# [Data excerpts]

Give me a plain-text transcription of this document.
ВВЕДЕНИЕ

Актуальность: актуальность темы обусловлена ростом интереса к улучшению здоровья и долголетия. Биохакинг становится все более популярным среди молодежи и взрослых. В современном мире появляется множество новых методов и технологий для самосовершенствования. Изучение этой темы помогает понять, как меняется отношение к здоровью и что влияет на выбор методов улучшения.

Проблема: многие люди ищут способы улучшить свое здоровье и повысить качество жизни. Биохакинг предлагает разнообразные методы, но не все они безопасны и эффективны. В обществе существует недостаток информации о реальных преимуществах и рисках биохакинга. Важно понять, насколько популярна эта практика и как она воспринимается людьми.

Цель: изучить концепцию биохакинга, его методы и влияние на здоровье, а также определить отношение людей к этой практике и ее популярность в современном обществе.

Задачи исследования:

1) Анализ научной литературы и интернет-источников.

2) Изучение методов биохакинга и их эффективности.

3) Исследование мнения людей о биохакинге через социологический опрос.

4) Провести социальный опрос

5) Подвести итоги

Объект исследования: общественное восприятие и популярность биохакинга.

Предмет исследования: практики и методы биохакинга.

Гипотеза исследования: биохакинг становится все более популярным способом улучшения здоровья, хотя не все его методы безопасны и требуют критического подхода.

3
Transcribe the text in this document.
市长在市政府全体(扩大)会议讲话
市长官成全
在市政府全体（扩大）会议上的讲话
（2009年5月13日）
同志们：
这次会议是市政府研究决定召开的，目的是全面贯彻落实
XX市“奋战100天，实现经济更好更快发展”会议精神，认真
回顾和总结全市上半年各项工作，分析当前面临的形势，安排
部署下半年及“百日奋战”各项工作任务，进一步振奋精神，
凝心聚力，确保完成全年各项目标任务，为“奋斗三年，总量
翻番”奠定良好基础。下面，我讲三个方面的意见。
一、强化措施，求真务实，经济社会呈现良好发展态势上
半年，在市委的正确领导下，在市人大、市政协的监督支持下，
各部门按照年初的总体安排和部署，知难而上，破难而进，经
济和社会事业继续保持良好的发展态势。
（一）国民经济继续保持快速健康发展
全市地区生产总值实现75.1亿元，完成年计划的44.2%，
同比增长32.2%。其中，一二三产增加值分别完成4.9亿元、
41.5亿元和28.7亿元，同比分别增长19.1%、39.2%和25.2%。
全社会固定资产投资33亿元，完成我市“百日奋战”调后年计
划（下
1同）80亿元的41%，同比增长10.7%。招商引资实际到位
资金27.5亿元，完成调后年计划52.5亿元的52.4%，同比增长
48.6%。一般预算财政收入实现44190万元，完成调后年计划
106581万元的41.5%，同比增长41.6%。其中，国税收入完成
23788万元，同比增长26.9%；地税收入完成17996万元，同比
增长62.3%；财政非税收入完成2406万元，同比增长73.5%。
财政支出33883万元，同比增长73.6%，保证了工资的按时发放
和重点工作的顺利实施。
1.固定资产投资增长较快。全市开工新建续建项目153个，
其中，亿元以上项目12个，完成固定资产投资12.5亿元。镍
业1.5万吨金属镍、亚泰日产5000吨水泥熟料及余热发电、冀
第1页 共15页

# [Task directions]
Say how many lines of the data include the word "этой". Respond with the number alone.

# [Exercise solution]
2